- _Set problem_: Find the word "label" in the listing; pull out each line holding it.

-- Start of Entries --

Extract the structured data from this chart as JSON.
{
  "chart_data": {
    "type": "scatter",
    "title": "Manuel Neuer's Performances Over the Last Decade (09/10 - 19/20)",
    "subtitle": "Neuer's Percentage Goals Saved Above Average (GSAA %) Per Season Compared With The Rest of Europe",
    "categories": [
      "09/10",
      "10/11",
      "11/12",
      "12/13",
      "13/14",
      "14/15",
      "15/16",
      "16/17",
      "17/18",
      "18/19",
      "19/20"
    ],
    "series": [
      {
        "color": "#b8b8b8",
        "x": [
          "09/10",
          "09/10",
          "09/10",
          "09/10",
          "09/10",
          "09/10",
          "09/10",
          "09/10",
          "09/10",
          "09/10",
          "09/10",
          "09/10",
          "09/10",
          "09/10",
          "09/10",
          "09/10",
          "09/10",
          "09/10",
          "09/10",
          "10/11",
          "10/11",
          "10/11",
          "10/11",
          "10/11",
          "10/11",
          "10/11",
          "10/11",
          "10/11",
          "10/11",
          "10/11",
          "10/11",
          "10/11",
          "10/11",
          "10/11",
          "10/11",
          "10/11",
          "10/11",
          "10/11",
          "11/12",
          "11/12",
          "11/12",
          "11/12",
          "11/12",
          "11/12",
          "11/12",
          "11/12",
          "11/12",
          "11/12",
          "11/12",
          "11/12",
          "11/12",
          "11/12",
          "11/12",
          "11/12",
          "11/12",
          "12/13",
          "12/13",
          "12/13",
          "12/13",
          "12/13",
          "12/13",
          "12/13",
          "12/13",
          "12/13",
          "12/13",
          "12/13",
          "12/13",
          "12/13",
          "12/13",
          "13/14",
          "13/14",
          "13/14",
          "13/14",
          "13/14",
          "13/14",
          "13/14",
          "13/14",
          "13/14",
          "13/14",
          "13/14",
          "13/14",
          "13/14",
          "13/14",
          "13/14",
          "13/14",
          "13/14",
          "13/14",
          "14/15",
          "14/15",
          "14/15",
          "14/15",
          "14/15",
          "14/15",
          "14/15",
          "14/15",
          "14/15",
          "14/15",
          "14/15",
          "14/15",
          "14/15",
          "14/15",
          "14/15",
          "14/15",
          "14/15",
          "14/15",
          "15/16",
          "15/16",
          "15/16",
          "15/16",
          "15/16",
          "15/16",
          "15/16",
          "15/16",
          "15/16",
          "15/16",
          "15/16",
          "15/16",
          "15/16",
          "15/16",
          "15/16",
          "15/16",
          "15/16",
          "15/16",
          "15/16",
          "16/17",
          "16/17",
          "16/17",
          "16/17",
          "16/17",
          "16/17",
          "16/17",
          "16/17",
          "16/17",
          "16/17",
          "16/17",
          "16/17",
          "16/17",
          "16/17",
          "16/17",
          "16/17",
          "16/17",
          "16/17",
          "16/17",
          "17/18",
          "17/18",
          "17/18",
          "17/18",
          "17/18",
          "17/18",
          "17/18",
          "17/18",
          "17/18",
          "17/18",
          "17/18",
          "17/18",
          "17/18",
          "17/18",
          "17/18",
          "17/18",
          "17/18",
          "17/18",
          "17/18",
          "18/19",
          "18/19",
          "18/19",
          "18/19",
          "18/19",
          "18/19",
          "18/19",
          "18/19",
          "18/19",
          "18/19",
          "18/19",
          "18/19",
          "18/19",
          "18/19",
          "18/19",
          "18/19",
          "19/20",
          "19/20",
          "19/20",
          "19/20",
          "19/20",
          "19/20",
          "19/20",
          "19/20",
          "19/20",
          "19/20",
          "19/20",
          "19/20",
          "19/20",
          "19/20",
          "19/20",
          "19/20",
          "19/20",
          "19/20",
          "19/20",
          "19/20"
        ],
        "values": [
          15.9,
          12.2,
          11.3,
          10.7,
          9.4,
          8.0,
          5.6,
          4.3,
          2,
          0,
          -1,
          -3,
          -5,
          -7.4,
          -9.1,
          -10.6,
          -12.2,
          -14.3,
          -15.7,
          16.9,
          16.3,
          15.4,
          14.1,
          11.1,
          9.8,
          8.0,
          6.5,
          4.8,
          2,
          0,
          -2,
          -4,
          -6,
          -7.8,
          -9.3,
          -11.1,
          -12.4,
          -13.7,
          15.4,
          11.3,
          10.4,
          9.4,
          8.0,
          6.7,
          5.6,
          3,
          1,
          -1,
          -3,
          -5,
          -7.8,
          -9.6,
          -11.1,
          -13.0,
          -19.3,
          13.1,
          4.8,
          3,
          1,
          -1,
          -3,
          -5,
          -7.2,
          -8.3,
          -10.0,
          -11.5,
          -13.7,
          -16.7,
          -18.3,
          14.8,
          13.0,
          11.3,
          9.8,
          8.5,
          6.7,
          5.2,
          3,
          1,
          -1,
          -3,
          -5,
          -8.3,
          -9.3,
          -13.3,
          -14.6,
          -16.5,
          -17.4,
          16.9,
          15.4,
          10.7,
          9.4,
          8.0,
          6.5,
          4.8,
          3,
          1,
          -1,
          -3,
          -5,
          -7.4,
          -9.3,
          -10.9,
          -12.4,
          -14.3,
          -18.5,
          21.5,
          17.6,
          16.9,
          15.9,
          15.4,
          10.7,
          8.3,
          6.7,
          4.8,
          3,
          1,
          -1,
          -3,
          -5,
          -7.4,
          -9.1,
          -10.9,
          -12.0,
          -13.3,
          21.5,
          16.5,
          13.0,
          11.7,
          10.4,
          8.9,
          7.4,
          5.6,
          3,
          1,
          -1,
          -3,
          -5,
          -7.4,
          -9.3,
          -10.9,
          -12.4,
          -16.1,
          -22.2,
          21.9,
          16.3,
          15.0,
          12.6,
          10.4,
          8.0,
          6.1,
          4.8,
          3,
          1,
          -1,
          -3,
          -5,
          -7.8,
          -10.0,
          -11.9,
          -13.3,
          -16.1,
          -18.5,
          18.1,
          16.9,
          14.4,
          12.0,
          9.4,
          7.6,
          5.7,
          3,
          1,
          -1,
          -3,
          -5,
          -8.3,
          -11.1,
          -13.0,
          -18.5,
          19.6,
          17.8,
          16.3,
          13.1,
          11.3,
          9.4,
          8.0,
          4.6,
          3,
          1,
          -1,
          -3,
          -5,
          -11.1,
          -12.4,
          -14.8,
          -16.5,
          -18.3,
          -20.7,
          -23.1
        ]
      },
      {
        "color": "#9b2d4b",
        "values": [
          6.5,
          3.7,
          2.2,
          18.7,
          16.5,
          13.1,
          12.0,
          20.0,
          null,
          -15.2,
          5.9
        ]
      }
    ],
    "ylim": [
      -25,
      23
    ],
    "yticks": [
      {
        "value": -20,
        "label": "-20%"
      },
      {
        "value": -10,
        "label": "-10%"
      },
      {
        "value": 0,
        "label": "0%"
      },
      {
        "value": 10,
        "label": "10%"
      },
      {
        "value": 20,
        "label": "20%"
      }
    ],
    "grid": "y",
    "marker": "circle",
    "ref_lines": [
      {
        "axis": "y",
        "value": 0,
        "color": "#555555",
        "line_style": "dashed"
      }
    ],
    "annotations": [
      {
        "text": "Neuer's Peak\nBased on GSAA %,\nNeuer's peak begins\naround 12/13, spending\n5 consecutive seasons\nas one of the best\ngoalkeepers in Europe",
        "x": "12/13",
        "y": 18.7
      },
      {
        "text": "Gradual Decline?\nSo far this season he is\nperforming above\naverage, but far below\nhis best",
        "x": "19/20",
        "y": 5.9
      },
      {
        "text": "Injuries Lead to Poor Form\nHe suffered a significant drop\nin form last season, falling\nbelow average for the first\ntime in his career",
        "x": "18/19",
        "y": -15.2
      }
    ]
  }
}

-- End of Entries --

- _Worked answer_:
        "label": "-20%"
        "label": "-10%"
        "label": "0%"
        "label": "10%"
        "label": "20%"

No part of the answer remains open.